Stored data entries
■ ■ ■ ■ ■ ■ ■
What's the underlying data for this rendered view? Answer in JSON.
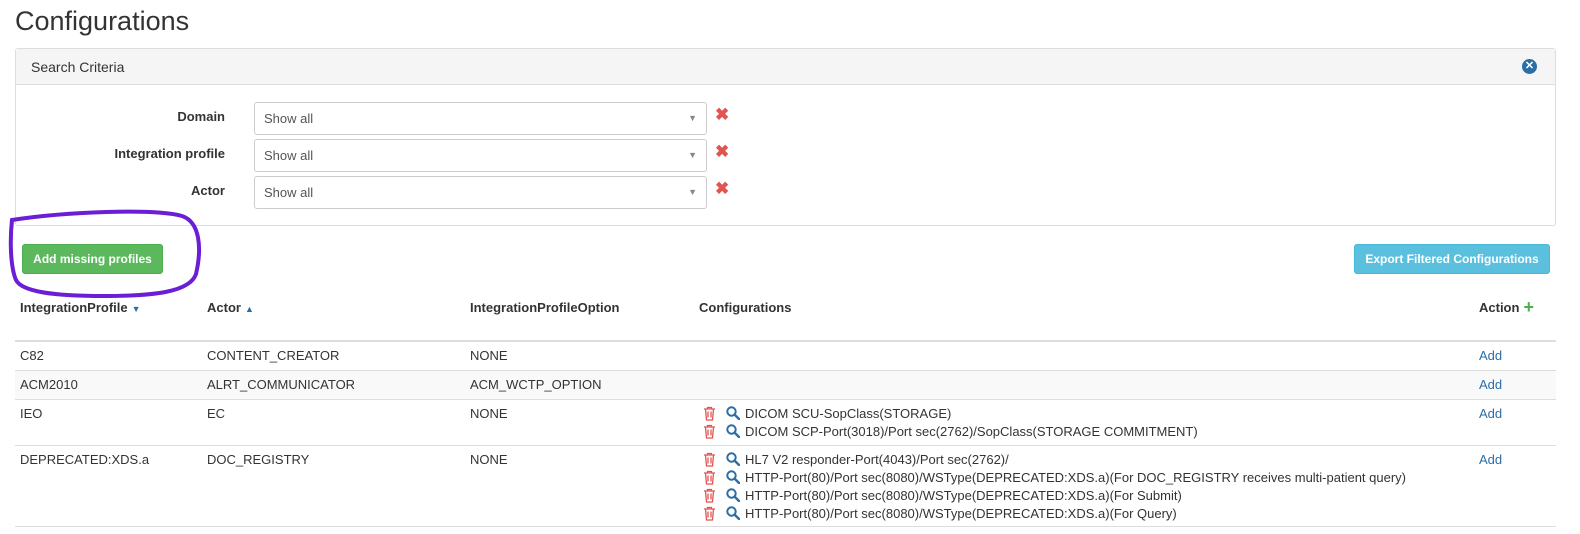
{
  "page": {
    "title": "Configurations"
  },
  "search": {
    "title": "Search Criteria",
    "filters": [
      {
        "label": "Domain",
        "value": "Show all"
      },
      {
        "label": "Integration profile",
        "value": "Show all"
      },
      {
        "label": "Actor",
        "value": "Show all"
      }
    ]
  },
  "buttons": {
    "add_missing": "Add missing profiles",
    "export": "Export Filtered Configurations"
  },
  "table": {
    "headers": {
      "integration_profile": "IntegrationProfile",
      "actor": "Actor",
      "option": "IntegrationProfileOption",
      "configurations": "Configurations",
      "action": "Action"
    },
    "rows": [
      {
        "profile": "C82",
        "actor": "CONTENT_CREATOR",
        "option": "NONE",
        "configurations": [],
        "action": "Add"
      },
      {
        "profile": "ACM2010",
        "actor": "ALRT_COMMUNICATOR",
        "option": "ACM_WCTP_OPTION",
        "configurations": [],
        "action": "Add"
      },
      {
        "profile": "IEO",
        "actor": "EC",
        "option": "NONE",
        "configurations": [
          "DICOM SCU-SopClass(STORAGE)",
          "DICOM SCP-Port(3018)/Port sec(2762)/SopClass(STORAGE COMMITMENT)"
        ],
        "action": "Add"
      },
      {
        "profile": "DEPRECATED:XDS.a",
        "actor": "DOC_REGISTRY",
        "option": "NONE",
        "configurations": [
          "HL7 V2 responder-Port(4043)/Port sec(2762)/",
          "HTTP-Port(80)/Port sec(8080)/WSType(DEPRECATED:XDS.a)(For DOC_REGISTRY receives multi-patient query)",
          "HTTP-Port(80)/Port sec(8080)/WSType(DEPRECATED:XDS.a)(For Submit)",
          "HTTP-Port(80)/Port sec(8080)/WSType(DEPRECATED:XDS.a)(For Query)"
        ],
        "action": "Add"
      }
    ]
  },
  "colors": {
    "green": "#5cb85c",
    "blue": "#5bc0de",
    "link": "#2a6ea8",
    "danger": "#e05550",
    "annotation": "#6a1ed6"
  },
  "icons": {
    "collapse": "close-circle-icon",
    "clear": "x-icon",
    "sort": "sort-icon",
    "add": "plus-icon",
    "delete": "trash-icon",
    "view": "magnifier-icon"
  }
}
■ ■ ■ ■ ■ ■ ■
Read through the lines above and collect those that contain the string "DEPRECATED".

#### Exercise solution:
        "profile": "DEPRECATED:XDS.a",
          "HTTP-Port(80)/Port sec(8080)/WSType(DEPRECATED:XDS.a)(For DOC_REGISTRY receives multi-patient query)",
          "HTTP-Port(80)/Port sec(8080)/WSType(DEPRECATED:XDS.a)(For Submit)",
          "HTTP-Port(80)/Port sec(8080)/WSType(DEPRECATED:XDS.a)(For Query)"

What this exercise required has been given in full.